**What the exercise asks:**
Repeat the material below exactly, with no pictures.

------------------------------

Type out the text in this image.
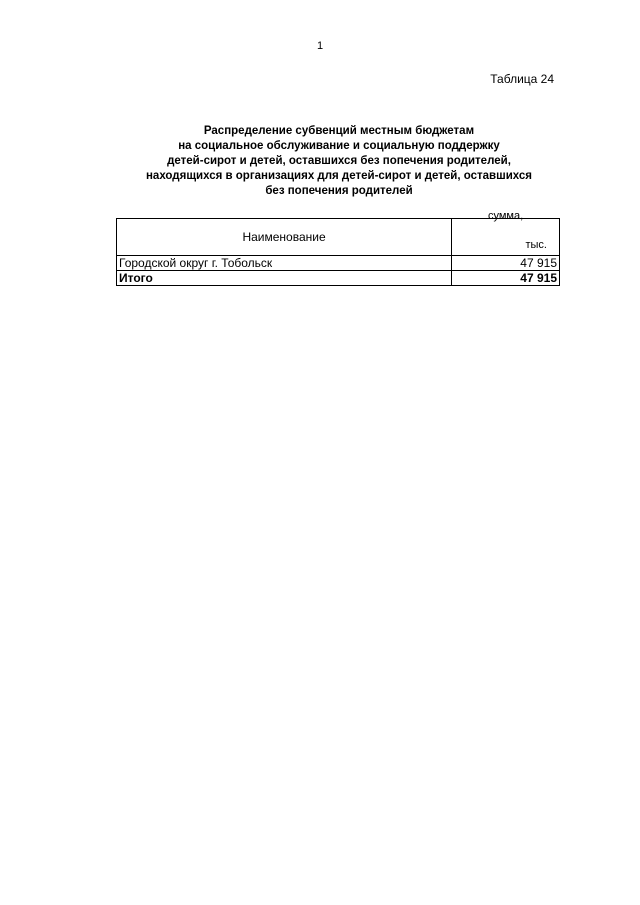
1
Таблица 24
Распределение субвенций местным бюджетам
на социальное обслуживание и социальную поддержку
детей-сирот и детей, оставшихся без попечения родителей,
находящихся в организациях для детей-сирот и детей, оставшихся
без попечения родителей
Наименование	сумма,
тыс.

Городской округ г. Тобольск	47 915
Итого	47 915
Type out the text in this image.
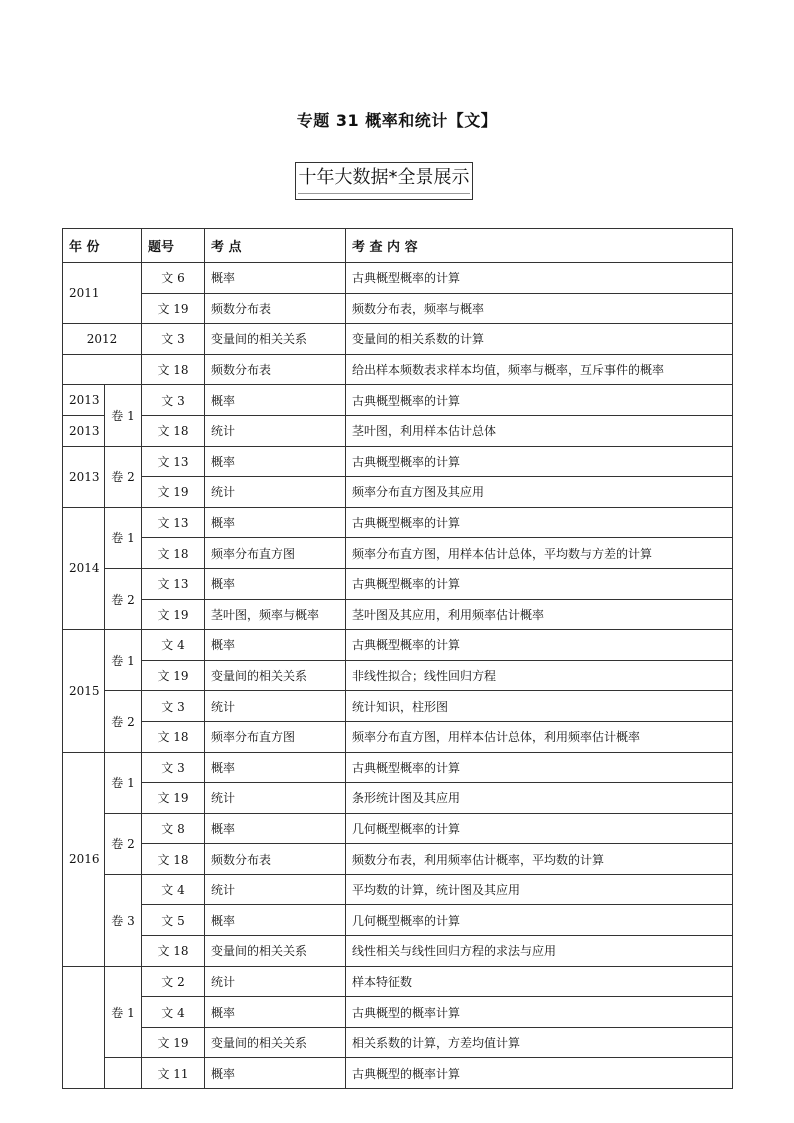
专题 31 概率和统计【文】
十年大数据*全景展示
年 份		题号	考 点	考 查 内 容
2011		文 6	概率	古典概型概率的计算
		文 19	频数分布表	频数分布表，频率与概率
2012		文 3	变量间的相关关系	变量间的相关系数的计算
		文 18	频数分布表	给出样本频数表求样本均值，频率与概率，互斥事件的概率
2013	卷 1	文 3	概率	古典概型概率的计算
2013		文 18	统计	茎叶图，利用样本估计总体
2013	卷 2	文 13	概率	古典概型概率的计算
		文 19	统计	频率分布直方图及其应用
2014	卷 1	文 13	概率	古典概型概率的计算
		文 18	频率分布直方图	频率分布直方图，用样本估计总体，平均数与方差的计算
	卷 2	文 13	概率	古典概型概率的计算
		文 19	茎叶图，频率与概率	茎叶图及其应用，利用频率估计概率
2015	卷 1	文 4	概率	古典概型概率的计算
		文 19	变量间的相关关系	非线性拟合；线性回归方程
	卷 2	文 3	统计	统计知识，柱形图
		文 18	频率分布直方图	频率分布直方图，用样本估计总体，利用频率估计概率
2016	卷 1	文 3	概率	古典概型概率的计算
		文 19	统计	条形统计图及其应用
	卷 2	文 8	概率	几何概型概率的计算
		文 18	频数分布表	频数分布表，利用频率估计概率，平均数的计算
	卷 3	文 4	统计	平均数的计算，统计图及其应用
		文 5	概率	几何概型概率的计算
		文 18	变量间的相关关系	线性相关与线性回归方程的求法与应用
	卷 1	文 2	统计	样本特征数
		文 4	概率	古典概型的概率计算
		文 19	变量间的相关关系	相关系数的计算，方差均值计算
		文 11	概率	古典概型的概率计算
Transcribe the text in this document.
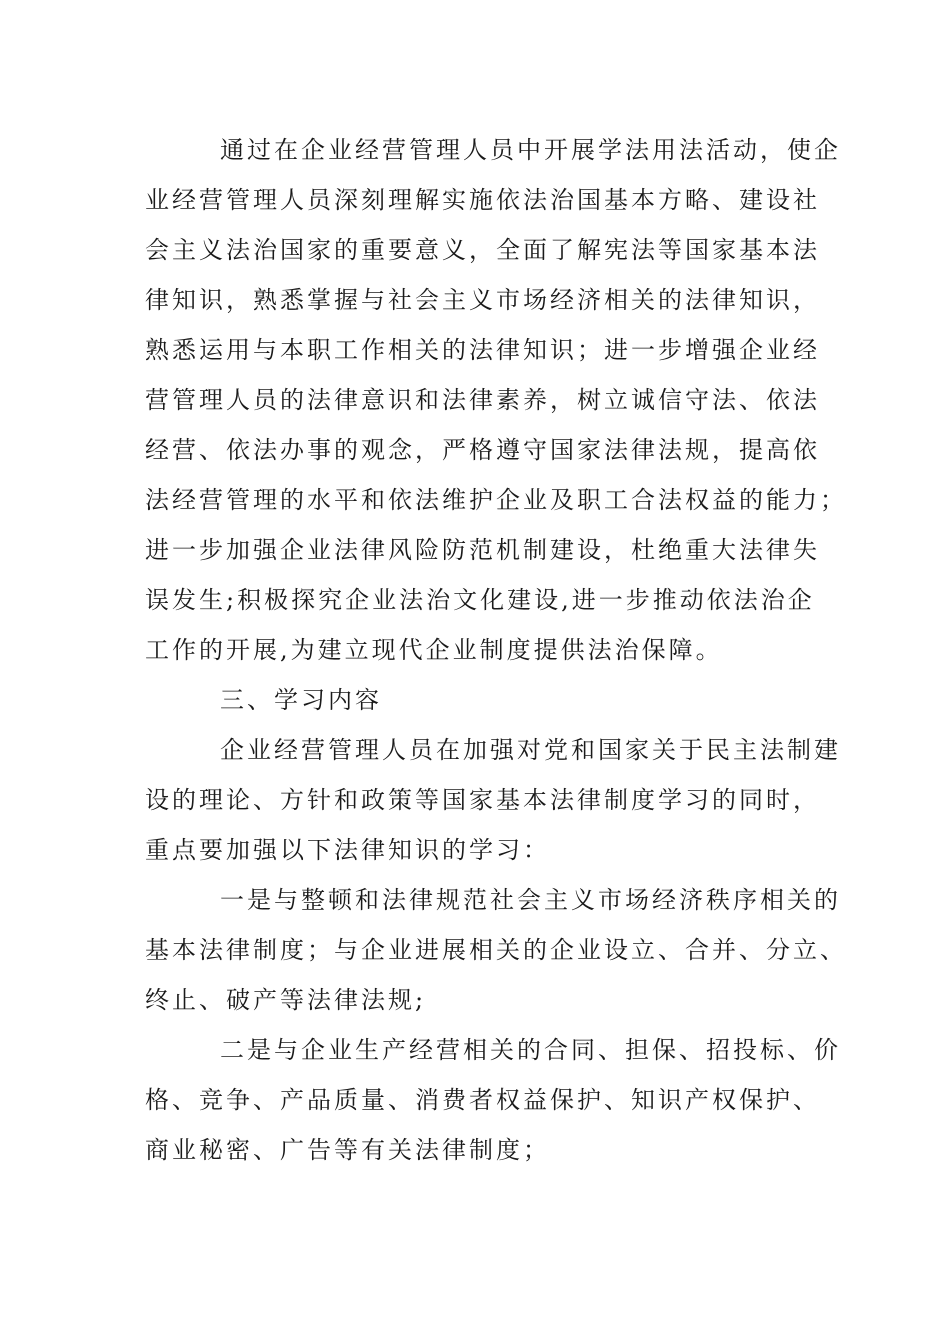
通过在企业经营管理人员中开展学法用法活动，使企
业经营管理人员深刻理解实施依法治国基本方略、建设社
会主义法治国家的重要意义，全面了解宪法等国家基本法
律知识，熟悉掌握与社会主义市场经济相关的法律知识，
熟悉运用与本职工作相关的法律知识；进一步增强企业经
营管理人员的法律意识和法律素养，树立诚信守法、依法
经营、依法办事的观念，严格遵守国家法律法规，提高依
法经营管理的水平和依法维护企业及职工合法权益的能力；
进一步加强企业法律风险防范机制建设，杜绝重大法律失
误发生;积极探究企业法治文化建设,进一步推动依法治企
工作的开展,为建立现代企业制度提供法治保障。
三、学习内容
企业经营管理人员在加强对党和国家关于民主法制建
设的理论、方针和政策等国家基本法律制度学习的同时，
重点要加强以下法律知识的学习：
一是与整顿和法律规范社会主义市场经济秩序相关的
基本法律制度；与企业进展相关的企业设立、合并、分立、
终止、破产等法律法规;
二是与企业生产经营相关的合同、担保、招投标、价
格、竞争、产品质量、消费者权益保护、知识产权保护、
商业秘密、广告等有关法律制度；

------------------------------

**Task result:**
Type out the text in this image.
1
Таблица 24
Распределение субвенций местным бюджетам
на социальное обслуживание и социальную поддержку
детей-сирот и детей, оставшихся без попечения родителей,
находящихся в организациях для детей-сирот и детей, оставшихся
без попечения родителей
Наименование	сумма,
тыс.

Городской округ г. Тобольск	47 915
Итого	47 915
Type out the text in this image.
专题 31 概率和统计【文】
十年大数据*全景展示
年 份		题号	考 点	考 查 内 容
2011		文 6	概率	古典概型概率的计算
		文 19	频数分布表	频数分布表，频率与概率
2012		文 3	变量间的相关关系	变量间的相关系数的计算
		文 18	频数分布表	给出样本频数表求样本均值，频率与概率，互斥事件的概率
2013	卷 1	文 3	概率	古典概型概率的计算
2013		文 18	统计	茎叶图，利用样本估计总体
2013	卷 2	文 13	概率	古典概型概率的计算
		文 19	统计	频率分布直方图及其应用
2014	卷 1	文 13	概率	古典概型概率的计算
		文 18	频率分布直方图	频率分布直方图，用样本估计总体，平均数与方差的计算
	卷 2	文 13	概率	古典概型概率的计算
		文 19	茎叶图，频率与概率	茎叶图及其应用，利用频率估计概率
2015	卷 1	文 4	概率	古典概型概率的计算
		文 19	变量间的相关关系	非线性拟合；线性回归方程
	卷 2	文 3	统计	统计知识，柱形图
		文 18	频率分布直方图	频率分布直方图，用样本估计总体，利用频率估计概率
2016	卷 1	文 3	概率	古典概型概率的计算
		文 19	统计	条形统计图及其应用
	卷 2	文 8	概率	几何概型概率的计算
		文 18	频数分布表	频数分布表，利用频率估计概率，平均数的计算
	卷 3	文 4	统计	平均数的计算，统计图及其应用
		文 5	概率	几何概型概率的计算
		文 18	变量间的相关关系	线性相关与线性回归方程的求法与应用
	卷 1	文 2	统计	样本特征数
		文 4	概率	古典概型的概率计算
		文 19	变量间的相关关系	相关系数的计算，方差均值计算
		文 11	概率	古典概型的概率计算
Transcribe the text in this document.
通过在企业经营管理人员中开展学法用法活动，使企
业经营管理人员深刻理解实施依法治国基本方略、建设社
会主义法治国家的重要意义，全面了解宪法等国家基本法
律知识，熟悉掌握与社会主义市场经济相关的法律知识，
熟悉运用与本职工作相关的法律知识；进一步增强企业经
营管理人员的法律意识和法律素养，树立诚信守法、依法
经营、依法办事的观念，严格遵守国家法律法规，提高依
法经营管理的水平和依法维护企业及职工合法权益的能力；
进一步加强企业法律风险防范机制建设，杜绝重大法律失
误发生;积极探究企业法治文化建设,进一步推动依法治企
工作的开展,为建立现代企业制度提供法治保障。
三、学习内容
企业经营管理人员在加强对党和国家关于民主法制建
设的理论、方针和政策等国家基本法律制度学习的同时，
重点要加强以下法律知识的学习：
一是与整顿和法律规范社会主义市场经济秩序相关的
基本法律制度；与企业进展相关的企业设立、合并、分立、
终止、破产等法律法规;
二是与企业生产经营相关的合同、担保、招投标、价
格、竞争、产品质量、消费者权益保护、知识产权保护、
商业秘密、广告等有关法律制度；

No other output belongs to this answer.